# EXERCISE AIM
Copy the data as given. No line may be skipped.

[Records from a dataset]
====

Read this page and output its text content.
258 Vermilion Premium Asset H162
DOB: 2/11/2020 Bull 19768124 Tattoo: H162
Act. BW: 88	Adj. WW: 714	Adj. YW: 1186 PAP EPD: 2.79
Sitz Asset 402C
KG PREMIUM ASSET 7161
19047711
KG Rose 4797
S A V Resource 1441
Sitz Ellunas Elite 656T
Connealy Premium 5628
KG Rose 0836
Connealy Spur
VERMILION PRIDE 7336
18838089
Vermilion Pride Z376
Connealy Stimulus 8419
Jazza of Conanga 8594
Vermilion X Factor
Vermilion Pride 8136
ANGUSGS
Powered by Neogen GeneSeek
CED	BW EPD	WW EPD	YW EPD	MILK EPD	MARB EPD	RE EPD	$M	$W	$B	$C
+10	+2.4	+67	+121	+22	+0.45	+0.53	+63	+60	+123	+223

====

# OUTPUT BELOW
Read this page and output its text content.
258 Vermilion Premium Asset H162
DOB: 2/11/2020 Bull 19768124 Tattoo: H162
Act. BW: 88	Adj. WW: 714	Adj. YW: 1186 PAP EPD: 2.79
Sitz Asset 402C
KG PREMIUM ASSET 7161
19047711
KG Rose 4797
S A V Resource 1441
Sitz Ellunas Elite 656T
Connealy Premium 5628
KG Rose 0836
Connealy Spur
VERMILION PRIDE 7336
18838089
Vermilion Pride Z376
Connealy Stimulus 8419
Jazza of Conanga 8594
Vermilion X Factor
Vermilion Pride 8136
ANGUSGS
Powered by Neogen GeneSeek
CED	BW EPD	WW EPD	YW EPD	MILK EPD	MARB EPD	RE EPD	$M	$W	$B	$C
+10	+2.4	+67	+121	+22	+0.45	+0.53	+63	+60	+123	+223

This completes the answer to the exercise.